**AIM OF THE EXERCISE:** Pull every line containing the word "this" from the records.

[Figure record listings]
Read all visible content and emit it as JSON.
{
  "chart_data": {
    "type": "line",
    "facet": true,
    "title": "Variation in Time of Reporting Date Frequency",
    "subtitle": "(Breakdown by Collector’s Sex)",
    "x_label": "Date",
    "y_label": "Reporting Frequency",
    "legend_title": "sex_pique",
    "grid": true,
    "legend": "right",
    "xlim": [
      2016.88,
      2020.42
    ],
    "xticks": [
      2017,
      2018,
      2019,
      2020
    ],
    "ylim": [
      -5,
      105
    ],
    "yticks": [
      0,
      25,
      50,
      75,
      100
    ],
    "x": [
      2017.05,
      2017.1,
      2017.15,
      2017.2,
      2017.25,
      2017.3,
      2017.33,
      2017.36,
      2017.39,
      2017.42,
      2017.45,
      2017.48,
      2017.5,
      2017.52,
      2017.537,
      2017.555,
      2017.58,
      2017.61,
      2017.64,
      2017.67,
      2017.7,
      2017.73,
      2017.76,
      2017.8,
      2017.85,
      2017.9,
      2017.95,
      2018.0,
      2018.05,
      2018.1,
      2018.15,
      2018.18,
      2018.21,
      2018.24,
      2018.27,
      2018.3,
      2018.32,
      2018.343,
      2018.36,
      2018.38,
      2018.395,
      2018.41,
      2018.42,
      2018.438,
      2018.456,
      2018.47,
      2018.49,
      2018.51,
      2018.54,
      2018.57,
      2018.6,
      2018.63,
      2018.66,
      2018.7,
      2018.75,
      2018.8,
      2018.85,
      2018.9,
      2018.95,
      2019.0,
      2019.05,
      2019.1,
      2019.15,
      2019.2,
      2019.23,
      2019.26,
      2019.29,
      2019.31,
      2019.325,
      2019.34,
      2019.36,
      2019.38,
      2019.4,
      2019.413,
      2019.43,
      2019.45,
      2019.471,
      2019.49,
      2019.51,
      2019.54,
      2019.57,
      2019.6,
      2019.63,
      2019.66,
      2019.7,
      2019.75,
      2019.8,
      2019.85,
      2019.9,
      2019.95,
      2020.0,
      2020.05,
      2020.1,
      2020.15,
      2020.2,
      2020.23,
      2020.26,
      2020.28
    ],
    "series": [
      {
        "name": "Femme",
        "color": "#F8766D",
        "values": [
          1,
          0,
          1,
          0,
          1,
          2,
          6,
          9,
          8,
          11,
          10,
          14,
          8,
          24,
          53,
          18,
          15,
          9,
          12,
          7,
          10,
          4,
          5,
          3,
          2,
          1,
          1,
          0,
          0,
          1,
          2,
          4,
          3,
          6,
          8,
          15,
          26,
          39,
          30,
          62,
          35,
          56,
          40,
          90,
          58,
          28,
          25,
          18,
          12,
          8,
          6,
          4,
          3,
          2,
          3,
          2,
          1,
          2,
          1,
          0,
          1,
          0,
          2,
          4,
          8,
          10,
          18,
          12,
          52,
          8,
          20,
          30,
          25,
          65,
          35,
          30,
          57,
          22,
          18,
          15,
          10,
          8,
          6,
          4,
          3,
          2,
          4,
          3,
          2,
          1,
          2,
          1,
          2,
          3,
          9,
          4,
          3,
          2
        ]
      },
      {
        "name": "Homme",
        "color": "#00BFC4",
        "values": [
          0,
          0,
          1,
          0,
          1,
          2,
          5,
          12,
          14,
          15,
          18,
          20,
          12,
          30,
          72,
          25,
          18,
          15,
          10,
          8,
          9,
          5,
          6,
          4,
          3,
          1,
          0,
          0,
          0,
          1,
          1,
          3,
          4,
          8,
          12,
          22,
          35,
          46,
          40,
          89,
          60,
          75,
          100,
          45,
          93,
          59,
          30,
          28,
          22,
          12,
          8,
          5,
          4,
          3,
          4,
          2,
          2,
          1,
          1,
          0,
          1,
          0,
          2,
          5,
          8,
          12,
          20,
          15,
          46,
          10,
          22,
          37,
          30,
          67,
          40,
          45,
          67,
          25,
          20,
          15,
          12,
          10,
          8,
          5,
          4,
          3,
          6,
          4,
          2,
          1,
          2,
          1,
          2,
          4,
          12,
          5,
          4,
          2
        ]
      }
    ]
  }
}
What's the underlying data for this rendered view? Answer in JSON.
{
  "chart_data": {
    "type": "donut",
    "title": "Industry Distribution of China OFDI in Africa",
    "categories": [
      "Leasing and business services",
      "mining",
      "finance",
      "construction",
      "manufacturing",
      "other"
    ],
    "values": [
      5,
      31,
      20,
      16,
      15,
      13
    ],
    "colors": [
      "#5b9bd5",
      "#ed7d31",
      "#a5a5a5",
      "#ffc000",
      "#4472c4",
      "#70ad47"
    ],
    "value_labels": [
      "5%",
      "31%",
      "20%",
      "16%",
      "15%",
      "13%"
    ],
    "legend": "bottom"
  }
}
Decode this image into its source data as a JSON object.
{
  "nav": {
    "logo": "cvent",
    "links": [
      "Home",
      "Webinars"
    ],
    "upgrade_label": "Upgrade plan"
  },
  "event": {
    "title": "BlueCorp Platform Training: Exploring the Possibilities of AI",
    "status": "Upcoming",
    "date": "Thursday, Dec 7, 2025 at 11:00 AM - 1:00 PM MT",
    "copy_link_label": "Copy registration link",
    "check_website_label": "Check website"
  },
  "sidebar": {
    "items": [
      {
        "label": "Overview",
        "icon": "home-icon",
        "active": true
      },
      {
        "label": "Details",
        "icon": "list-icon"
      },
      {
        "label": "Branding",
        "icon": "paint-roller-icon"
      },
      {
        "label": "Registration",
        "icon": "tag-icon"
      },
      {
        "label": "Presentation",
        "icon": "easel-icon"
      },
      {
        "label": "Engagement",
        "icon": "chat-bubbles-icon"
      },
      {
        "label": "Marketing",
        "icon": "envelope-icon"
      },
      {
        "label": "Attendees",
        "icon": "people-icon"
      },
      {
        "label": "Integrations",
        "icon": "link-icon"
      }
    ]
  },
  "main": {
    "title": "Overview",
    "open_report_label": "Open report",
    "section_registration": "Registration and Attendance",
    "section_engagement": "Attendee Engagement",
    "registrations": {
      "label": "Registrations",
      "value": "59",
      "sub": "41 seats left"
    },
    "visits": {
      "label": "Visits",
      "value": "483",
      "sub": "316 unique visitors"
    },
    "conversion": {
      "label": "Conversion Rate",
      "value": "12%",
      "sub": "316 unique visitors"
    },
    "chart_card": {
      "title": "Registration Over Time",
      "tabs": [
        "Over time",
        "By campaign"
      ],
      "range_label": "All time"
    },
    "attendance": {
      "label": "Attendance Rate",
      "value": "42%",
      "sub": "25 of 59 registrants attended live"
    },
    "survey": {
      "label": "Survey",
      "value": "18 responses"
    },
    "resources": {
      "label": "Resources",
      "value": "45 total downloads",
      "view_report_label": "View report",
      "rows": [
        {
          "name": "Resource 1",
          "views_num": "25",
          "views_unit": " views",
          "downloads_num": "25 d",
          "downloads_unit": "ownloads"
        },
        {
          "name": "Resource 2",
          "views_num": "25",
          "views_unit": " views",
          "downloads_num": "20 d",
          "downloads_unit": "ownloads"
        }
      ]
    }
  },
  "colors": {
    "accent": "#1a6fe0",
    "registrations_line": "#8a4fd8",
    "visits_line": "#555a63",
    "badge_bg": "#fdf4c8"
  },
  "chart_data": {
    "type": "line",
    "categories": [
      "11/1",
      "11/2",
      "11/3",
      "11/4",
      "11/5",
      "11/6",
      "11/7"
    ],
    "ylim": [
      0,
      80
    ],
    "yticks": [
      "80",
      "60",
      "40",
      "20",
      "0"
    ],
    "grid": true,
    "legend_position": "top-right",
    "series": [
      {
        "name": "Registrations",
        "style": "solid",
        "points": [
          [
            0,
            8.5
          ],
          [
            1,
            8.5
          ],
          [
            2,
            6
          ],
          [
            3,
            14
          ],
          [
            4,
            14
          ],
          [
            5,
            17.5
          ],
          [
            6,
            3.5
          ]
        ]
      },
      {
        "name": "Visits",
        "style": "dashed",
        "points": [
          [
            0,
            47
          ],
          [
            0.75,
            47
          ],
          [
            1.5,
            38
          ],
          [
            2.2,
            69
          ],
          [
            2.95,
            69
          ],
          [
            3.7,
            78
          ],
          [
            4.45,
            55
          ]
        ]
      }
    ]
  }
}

**PROBLEM SOLUTION:**
What's the underlying data for this rendered view? Answer in JSON.
Decode this image into its source data as a JSON object.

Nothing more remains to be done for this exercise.